Information supplied:
———
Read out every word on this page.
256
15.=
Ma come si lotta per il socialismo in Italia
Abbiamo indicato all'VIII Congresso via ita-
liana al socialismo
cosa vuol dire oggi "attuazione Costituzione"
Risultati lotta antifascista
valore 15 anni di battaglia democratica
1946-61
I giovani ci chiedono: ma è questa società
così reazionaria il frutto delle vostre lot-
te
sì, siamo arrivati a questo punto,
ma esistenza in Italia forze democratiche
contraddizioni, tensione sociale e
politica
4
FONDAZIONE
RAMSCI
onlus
———
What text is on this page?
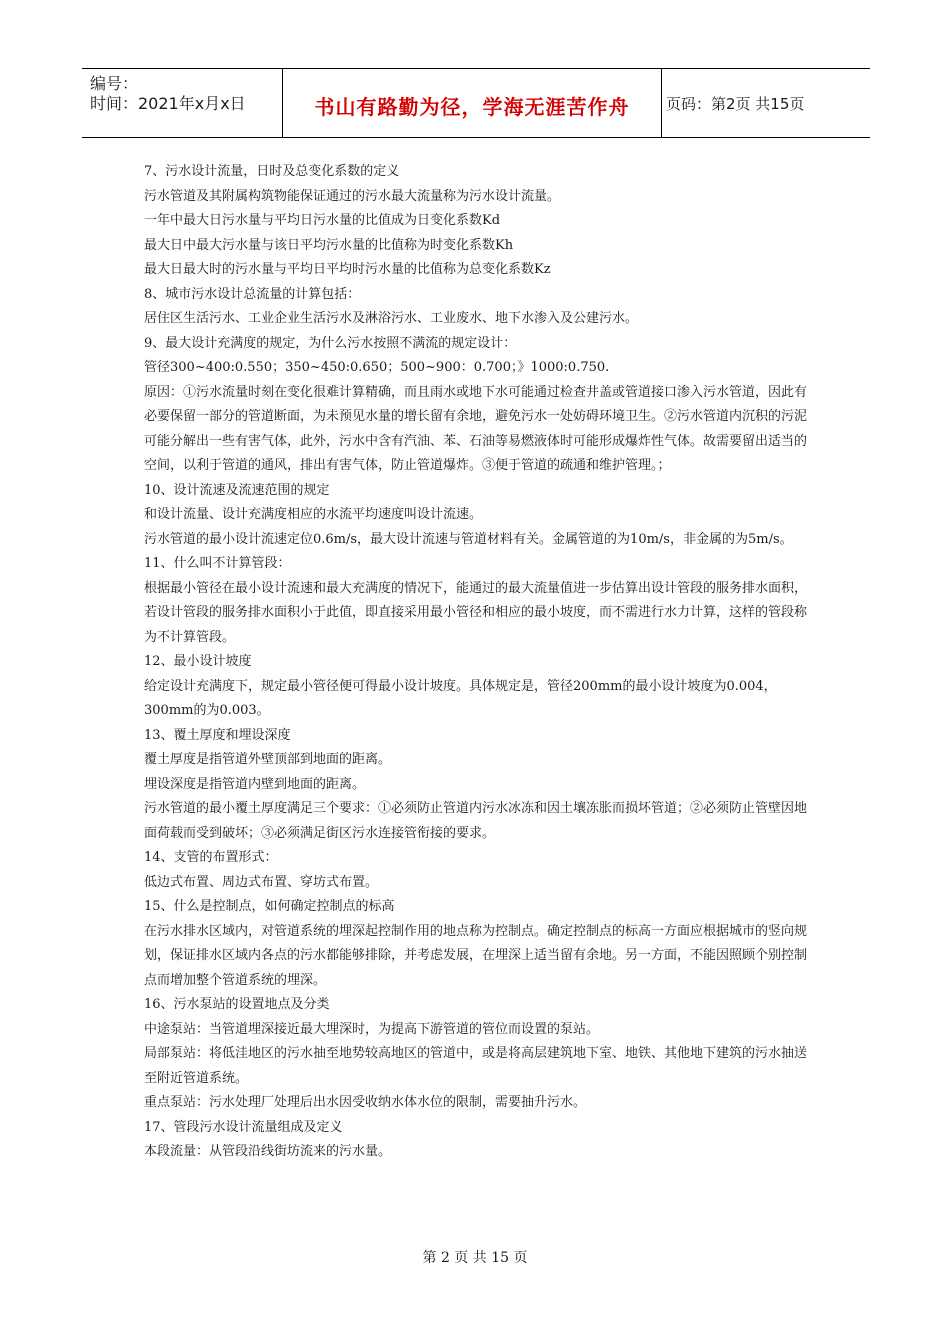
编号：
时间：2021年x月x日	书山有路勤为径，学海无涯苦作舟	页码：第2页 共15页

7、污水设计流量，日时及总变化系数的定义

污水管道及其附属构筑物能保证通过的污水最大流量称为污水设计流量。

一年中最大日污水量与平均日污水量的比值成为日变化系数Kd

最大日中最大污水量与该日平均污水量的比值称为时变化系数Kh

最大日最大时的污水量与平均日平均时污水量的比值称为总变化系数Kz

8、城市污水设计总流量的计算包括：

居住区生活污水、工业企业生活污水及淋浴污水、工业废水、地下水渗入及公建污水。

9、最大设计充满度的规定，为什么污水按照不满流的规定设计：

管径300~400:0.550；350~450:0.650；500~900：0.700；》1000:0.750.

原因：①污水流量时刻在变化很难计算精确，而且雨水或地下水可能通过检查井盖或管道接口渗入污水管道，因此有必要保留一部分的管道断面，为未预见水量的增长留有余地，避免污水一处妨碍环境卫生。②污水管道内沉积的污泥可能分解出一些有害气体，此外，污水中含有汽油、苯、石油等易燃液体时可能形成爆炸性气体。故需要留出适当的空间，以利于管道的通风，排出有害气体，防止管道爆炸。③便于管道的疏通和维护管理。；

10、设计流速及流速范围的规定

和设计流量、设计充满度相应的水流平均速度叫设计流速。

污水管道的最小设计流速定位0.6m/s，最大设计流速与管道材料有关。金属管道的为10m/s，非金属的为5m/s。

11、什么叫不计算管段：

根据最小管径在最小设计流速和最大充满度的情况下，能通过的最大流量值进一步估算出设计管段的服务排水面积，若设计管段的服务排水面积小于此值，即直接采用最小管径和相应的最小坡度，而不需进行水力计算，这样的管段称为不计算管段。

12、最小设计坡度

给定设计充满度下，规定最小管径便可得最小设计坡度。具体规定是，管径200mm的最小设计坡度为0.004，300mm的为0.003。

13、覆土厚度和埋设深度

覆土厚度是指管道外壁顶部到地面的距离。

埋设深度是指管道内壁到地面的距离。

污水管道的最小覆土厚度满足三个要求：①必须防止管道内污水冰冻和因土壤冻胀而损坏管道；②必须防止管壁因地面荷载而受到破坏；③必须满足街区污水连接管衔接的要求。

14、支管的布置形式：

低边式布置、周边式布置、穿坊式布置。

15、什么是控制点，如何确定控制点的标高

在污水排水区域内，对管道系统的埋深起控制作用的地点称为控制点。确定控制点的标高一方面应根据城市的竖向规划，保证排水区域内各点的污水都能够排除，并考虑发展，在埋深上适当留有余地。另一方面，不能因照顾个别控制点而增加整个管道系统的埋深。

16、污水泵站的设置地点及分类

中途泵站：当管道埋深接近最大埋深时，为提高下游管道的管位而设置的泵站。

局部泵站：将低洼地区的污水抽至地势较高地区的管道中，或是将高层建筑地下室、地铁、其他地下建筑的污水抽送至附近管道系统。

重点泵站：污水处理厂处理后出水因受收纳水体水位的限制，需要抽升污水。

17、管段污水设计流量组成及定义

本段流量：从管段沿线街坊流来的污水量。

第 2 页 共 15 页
———
What this task involves:
Every line containing the string "page" must be listed.

Full response:
Read out every word on this page.
What text is on this page?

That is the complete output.